• **Information shown**
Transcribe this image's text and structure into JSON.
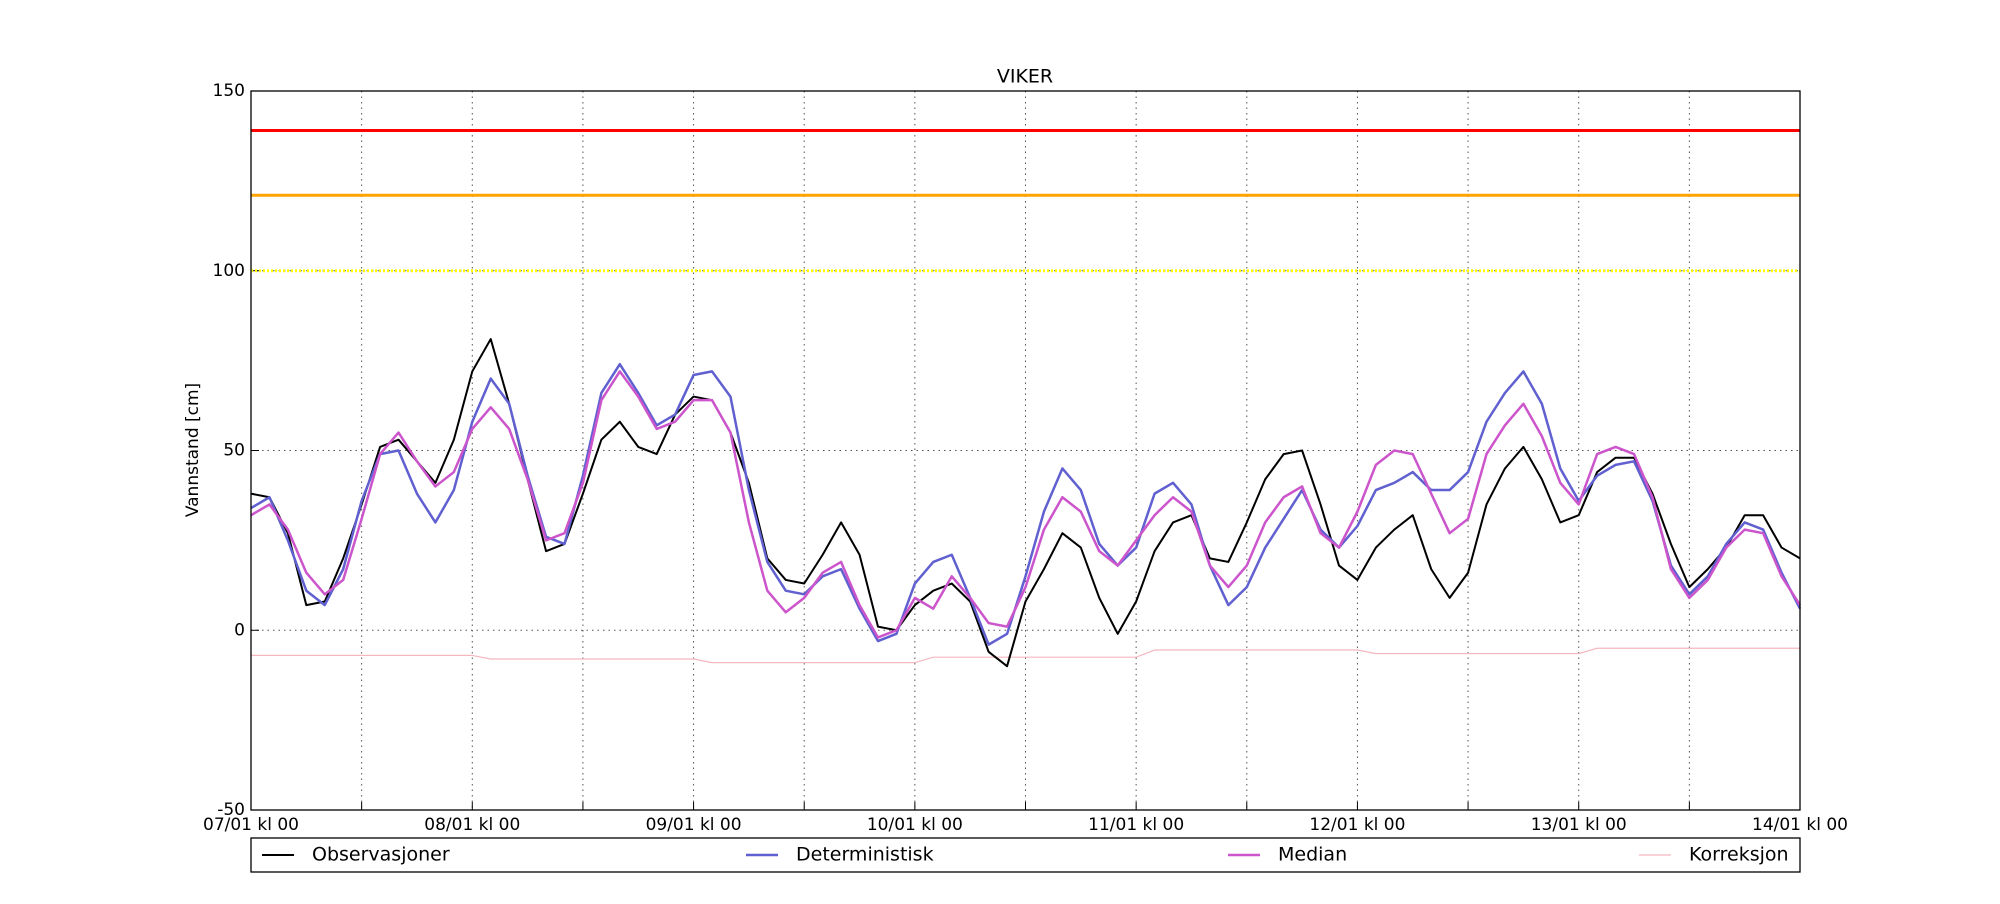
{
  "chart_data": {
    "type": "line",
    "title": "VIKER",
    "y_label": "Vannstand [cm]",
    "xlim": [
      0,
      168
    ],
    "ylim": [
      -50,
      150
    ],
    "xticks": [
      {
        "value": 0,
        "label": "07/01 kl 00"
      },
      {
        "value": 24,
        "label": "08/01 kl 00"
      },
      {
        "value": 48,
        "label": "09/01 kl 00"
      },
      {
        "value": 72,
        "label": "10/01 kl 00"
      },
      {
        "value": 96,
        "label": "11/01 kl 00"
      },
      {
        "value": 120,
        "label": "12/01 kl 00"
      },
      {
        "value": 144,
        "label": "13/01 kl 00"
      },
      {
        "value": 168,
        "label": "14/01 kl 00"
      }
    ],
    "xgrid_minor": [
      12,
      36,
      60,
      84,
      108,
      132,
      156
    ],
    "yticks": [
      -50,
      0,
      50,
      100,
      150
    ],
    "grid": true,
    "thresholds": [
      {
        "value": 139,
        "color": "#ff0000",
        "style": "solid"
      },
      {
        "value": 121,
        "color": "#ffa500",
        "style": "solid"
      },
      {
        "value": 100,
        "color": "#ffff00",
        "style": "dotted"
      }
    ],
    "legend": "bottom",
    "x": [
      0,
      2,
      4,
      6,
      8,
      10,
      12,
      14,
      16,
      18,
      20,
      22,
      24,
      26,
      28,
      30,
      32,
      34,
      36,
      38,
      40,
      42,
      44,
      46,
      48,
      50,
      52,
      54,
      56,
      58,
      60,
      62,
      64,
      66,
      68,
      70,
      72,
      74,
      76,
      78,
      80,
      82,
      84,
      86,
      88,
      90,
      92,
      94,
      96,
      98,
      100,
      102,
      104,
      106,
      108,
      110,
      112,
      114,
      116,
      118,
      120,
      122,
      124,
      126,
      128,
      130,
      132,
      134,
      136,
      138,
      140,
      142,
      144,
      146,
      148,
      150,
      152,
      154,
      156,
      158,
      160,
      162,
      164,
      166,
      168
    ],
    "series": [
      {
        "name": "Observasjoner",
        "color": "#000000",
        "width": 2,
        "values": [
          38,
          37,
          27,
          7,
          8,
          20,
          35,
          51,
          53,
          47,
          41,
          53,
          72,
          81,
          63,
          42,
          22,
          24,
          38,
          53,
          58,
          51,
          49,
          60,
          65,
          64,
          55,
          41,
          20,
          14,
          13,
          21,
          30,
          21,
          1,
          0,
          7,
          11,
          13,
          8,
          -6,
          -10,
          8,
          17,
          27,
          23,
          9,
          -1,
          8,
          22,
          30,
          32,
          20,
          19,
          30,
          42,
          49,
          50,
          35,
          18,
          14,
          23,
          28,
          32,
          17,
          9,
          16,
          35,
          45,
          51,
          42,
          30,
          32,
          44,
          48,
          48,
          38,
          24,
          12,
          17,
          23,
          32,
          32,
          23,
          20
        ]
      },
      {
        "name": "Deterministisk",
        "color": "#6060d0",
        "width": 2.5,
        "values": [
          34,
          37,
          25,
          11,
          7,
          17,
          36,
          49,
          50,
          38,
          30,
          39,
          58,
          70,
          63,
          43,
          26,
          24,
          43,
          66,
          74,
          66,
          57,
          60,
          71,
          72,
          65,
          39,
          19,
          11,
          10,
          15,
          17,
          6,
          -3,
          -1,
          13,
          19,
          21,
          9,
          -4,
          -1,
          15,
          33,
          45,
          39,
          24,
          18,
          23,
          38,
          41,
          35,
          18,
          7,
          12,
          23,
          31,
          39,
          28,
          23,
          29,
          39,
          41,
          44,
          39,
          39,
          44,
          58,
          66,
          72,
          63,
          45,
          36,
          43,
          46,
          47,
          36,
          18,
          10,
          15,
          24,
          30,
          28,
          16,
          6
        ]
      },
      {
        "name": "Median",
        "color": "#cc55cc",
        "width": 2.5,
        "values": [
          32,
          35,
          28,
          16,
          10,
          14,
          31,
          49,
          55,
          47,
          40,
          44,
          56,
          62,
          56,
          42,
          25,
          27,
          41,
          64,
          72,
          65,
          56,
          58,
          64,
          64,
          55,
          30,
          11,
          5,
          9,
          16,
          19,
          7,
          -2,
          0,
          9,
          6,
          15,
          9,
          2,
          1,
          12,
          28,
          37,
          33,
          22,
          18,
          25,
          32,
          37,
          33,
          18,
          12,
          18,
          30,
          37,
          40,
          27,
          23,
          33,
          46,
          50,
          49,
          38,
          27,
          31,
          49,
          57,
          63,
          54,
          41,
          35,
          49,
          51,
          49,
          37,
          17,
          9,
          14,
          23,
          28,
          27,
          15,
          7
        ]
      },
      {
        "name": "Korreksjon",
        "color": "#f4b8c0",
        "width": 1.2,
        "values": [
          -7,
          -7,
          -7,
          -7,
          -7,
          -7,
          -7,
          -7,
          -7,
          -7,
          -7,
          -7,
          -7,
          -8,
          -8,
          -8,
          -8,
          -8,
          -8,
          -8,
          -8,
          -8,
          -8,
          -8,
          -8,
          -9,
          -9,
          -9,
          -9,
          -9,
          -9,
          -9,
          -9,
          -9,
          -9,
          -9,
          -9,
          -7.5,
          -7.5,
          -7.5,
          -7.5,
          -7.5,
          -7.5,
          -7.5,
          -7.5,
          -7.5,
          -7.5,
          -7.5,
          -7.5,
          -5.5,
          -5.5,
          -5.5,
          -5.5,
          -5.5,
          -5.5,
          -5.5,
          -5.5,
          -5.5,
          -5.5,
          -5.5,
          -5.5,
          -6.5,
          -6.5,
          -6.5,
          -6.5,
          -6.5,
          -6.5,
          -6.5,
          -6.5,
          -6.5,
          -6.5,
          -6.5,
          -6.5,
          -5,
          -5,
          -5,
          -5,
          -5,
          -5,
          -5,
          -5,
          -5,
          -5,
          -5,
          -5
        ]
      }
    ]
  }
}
--
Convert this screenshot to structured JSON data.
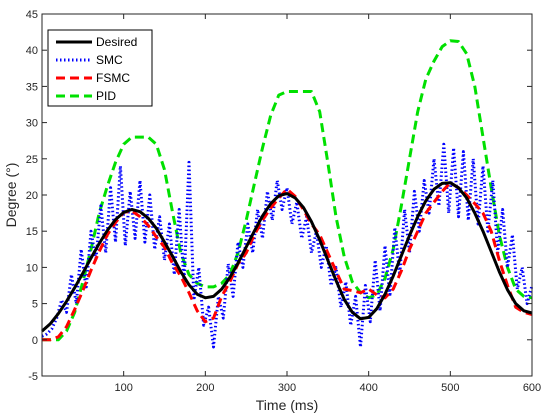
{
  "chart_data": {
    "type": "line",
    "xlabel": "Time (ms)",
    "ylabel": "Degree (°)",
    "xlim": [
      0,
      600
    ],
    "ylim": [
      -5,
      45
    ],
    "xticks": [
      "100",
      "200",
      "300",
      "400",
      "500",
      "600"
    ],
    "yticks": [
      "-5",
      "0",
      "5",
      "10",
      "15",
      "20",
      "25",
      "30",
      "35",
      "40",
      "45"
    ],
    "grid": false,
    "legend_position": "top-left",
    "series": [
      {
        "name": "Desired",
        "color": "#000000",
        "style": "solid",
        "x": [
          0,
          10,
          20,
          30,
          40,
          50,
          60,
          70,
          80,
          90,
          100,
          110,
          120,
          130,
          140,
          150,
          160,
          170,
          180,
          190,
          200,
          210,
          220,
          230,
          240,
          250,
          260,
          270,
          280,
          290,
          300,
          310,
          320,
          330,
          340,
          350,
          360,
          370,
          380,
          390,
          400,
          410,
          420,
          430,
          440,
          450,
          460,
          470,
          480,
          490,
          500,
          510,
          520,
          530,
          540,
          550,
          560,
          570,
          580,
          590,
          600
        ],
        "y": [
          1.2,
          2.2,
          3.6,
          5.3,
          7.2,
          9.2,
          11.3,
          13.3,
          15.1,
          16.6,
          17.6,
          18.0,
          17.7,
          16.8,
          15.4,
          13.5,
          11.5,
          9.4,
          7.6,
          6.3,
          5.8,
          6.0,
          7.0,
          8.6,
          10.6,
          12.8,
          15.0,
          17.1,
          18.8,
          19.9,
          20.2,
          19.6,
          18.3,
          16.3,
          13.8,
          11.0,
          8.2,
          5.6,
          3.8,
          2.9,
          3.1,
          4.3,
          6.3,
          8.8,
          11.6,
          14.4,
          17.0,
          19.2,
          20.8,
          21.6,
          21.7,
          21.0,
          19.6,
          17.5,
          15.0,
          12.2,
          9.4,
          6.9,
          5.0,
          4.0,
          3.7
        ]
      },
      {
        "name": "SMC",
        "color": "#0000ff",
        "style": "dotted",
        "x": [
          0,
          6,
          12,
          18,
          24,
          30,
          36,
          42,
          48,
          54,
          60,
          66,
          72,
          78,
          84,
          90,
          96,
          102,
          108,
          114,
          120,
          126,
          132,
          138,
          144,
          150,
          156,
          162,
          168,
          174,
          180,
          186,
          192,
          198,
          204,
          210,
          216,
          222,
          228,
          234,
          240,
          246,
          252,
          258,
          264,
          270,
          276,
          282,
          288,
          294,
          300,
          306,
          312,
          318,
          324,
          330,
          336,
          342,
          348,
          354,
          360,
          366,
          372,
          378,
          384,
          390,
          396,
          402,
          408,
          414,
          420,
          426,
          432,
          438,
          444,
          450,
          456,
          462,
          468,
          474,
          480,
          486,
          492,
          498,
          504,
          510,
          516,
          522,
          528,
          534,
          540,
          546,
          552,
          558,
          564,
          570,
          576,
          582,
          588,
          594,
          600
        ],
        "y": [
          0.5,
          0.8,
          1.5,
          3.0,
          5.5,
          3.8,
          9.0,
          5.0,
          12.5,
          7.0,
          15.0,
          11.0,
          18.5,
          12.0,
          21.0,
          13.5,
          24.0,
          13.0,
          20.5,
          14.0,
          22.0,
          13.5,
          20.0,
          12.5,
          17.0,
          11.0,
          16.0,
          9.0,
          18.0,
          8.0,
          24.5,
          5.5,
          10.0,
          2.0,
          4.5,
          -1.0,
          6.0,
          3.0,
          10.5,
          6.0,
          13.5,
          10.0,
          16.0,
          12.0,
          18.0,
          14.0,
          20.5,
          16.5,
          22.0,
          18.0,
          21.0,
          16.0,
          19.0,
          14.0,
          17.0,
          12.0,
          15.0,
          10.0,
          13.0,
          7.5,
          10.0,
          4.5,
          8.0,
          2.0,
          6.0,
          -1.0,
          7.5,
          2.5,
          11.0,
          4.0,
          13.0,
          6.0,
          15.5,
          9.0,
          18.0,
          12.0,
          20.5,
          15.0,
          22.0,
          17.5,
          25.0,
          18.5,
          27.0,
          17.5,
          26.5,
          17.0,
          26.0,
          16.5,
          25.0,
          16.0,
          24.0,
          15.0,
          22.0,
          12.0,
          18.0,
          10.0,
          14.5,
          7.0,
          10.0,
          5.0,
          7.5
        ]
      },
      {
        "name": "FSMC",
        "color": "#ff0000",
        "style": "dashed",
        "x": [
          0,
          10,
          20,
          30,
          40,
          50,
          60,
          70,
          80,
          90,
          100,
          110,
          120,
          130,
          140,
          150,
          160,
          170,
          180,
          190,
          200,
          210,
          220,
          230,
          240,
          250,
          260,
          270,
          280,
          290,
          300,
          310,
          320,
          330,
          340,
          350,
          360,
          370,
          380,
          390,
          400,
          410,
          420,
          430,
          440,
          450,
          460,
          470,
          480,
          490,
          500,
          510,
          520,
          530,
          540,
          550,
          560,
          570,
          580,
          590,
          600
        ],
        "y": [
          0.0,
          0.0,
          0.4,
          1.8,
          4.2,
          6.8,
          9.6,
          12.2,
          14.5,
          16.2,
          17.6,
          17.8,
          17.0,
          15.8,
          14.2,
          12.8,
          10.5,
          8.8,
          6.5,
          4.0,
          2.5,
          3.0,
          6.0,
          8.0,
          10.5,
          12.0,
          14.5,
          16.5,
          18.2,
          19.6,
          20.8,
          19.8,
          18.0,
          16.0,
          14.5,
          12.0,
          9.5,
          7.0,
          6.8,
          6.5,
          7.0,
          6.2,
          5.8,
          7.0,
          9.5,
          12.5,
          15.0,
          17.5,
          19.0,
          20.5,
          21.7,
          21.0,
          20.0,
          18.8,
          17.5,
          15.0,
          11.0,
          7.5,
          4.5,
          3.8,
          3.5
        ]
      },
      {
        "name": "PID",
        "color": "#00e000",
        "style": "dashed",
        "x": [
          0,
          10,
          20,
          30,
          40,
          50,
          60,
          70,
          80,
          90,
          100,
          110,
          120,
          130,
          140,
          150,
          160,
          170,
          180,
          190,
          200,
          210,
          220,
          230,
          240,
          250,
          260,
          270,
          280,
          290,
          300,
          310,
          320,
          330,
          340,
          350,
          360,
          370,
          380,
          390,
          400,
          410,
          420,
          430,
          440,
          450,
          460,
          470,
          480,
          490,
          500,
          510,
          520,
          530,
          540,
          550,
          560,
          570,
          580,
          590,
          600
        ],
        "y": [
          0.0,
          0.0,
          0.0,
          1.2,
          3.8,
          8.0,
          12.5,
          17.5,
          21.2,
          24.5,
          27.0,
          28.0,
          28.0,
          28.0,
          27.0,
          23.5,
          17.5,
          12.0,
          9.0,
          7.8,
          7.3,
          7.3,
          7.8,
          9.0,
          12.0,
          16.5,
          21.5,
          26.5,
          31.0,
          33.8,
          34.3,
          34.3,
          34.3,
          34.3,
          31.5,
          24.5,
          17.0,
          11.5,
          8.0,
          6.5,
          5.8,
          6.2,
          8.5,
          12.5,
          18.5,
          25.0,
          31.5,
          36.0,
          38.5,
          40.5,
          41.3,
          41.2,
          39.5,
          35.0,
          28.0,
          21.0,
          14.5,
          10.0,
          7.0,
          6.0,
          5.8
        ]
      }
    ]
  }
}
==
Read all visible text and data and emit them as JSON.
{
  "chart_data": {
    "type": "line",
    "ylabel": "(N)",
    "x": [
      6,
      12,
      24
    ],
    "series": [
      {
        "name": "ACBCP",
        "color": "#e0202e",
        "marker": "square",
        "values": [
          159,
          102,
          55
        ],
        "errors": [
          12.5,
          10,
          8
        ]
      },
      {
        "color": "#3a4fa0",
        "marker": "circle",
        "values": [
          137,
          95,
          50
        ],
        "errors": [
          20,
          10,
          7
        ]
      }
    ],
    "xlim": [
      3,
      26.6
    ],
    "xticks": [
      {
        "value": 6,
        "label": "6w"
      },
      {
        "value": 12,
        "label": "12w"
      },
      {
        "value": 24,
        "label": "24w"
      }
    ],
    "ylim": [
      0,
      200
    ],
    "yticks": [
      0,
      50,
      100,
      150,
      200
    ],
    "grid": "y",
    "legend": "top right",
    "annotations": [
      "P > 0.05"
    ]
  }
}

• **Aim**
Extract lines where the string "name" occurs.

• **Solution to this task**
        "name": "Observasjoner",
        "name": "Deterministisk",
        "name": "Median",
        "name": "Korreksjon",
        "name": "Desired",
        "name": "SMC",
        "name": "FSMC",
        "name": "PID",
        "name": "ACBCP",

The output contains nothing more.